#### [What the exercise asks]
Below are some records. Pull every line that contains the word "this".

====== Material supplied

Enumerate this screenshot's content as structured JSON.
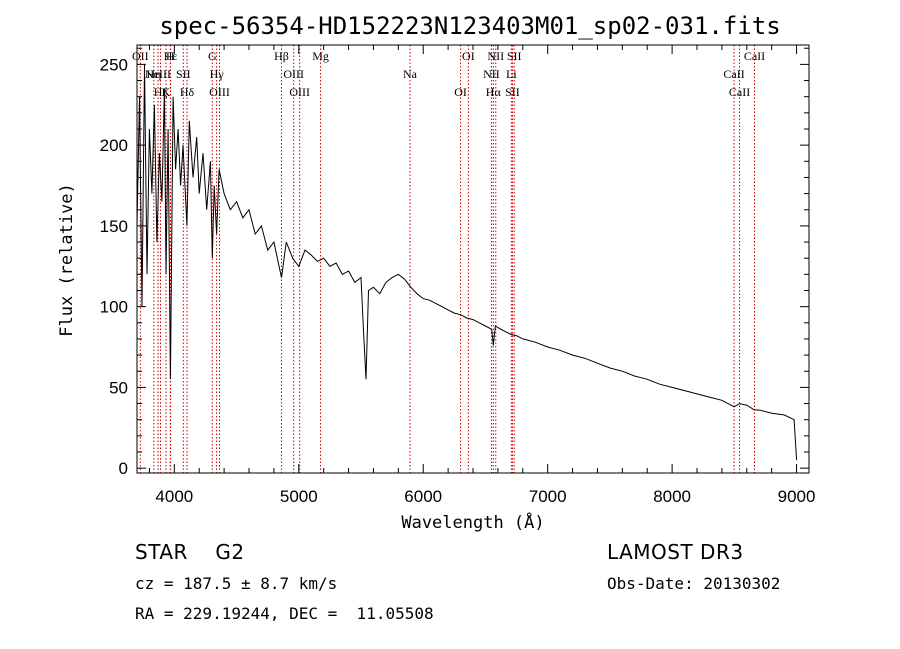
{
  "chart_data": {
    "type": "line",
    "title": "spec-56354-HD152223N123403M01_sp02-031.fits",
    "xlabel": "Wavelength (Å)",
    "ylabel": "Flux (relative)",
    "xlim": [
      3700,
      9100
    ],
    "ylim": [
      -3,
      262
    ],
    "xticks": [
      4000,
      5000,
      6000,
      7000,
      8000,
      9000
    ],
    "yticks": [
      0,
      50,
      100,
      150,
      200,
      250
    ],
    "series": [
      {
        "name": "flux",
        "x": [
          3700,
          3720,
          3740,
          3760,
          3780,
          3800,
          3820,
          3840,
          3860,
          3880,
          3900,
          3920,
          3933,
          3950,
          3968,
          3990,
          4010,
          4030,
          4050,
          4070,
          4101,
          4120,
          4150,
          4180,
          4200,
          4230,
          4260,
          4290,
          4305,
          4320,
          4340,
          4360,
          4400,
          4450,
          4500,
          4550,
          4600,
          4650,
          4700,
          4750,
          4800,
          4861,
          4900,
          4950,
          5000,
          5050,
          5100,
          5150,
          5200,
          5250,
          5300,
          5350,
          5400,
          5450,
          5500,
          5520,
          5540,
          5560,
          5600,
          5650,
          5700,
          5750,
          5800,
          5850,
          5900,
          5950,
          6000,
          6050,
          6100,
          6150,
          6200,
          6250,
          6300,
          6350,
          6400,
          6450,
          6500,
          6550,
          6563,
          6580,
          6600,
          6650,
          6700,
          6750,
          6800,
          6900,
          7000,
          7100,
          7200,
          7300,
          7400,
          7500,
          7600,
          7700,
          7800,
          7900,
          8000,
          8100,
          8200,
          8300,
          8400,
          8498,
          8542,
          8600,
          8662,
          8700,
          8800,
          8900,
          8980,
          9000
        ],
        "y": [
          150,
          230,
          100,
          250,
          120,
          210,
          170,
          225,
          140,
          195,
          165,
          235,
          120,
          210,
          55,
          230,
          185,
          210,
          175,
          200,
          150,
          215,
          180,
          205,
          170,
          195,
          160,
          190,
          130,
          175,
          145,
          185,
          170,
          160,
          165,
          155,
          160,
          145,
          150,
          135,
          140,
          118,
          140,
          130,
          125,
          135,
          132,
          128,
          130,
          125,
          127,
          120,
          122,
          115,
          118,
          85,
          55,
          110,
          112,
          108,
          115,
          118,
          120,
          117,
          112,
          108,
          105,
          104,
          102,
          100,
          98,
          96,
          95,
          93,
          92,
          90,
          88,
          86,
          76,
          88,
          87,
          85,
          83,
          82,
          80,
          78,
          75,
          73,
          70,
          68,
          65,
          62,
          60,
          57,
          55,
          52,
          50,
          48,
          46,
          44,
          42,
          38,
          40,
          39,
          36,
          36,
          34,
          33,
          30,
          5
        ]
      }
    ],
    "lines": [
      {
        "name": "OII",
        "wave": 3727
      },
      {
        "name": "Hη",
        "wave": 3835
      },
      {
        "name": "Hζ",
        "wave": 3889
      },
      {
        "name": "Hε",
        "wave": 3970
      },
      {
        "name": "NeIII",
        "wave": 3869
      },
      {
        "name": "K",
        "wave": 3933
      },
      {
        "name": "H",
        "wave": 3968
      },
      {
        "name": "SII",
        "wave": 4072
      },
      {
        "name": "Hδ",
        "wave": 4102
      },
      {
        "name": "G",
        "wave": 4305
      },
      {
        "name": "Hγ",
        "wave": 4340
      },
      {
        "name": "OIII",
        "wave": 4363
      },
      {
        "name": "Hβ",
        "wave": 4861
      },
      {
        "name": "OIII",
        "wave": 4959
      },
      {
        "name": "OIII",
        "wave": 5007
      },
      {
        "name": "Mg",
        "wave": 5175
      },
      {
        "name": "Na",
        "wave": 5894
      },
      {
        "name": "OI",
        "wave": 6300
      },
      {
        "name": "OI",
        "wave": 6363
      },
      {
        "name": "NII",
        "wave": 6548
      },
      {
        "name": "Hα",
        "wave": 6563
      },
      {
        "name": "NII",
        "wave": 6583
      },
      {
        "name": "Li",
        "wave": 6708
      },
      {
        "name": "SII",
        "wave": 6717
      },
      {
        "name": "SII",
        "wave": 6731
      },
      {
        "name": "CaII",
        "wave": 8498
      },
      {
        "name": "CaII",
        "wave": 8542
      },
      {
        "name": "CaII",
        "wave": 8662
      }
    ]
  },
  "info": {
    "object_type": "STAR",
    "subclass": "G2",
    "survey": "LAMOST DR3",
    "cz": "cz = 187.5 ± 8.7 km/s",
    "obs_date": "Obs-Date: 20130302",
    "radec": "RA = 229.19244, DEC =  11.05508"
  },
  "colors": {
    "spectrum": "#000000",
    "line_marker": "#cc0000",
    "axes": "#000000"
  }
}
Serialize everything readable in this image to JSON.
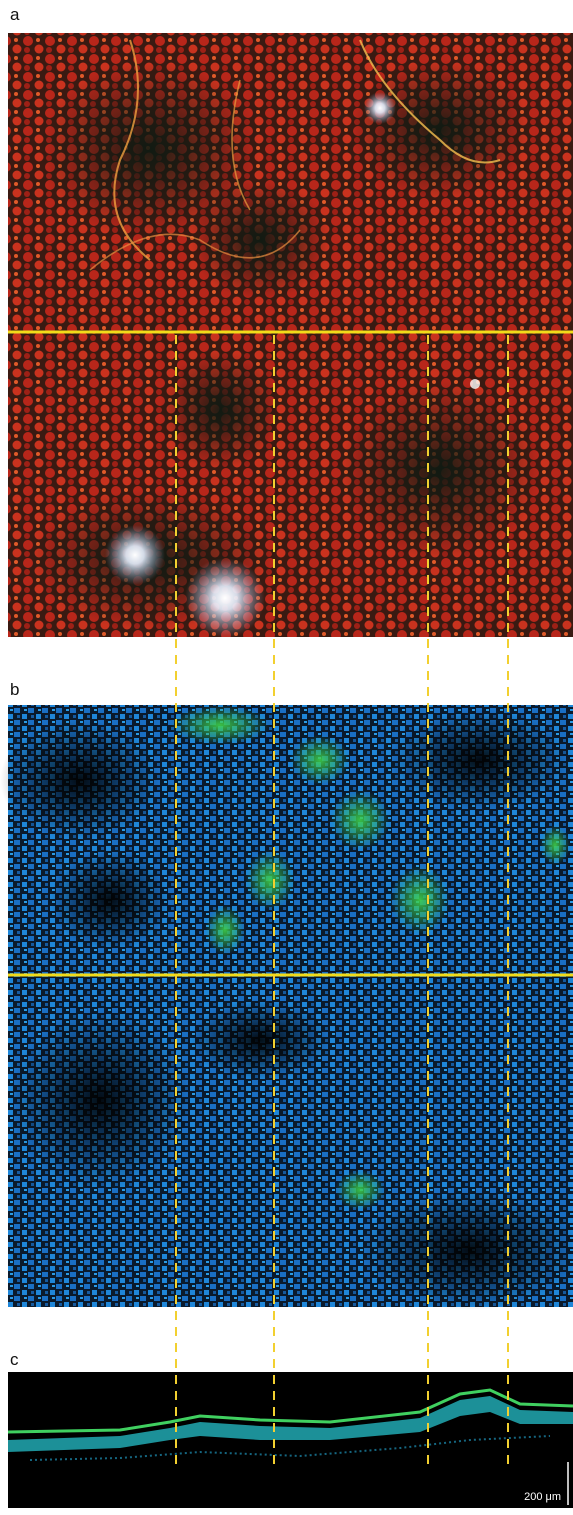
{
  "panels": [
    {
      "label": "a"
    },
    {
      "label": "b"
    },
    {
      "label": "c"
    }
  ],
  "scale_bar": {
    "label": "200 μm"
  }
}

============

#### [Exercise answer]
Enumerate this screenshot's content as structured JSON.
Serialize everything readable in this image to JSON.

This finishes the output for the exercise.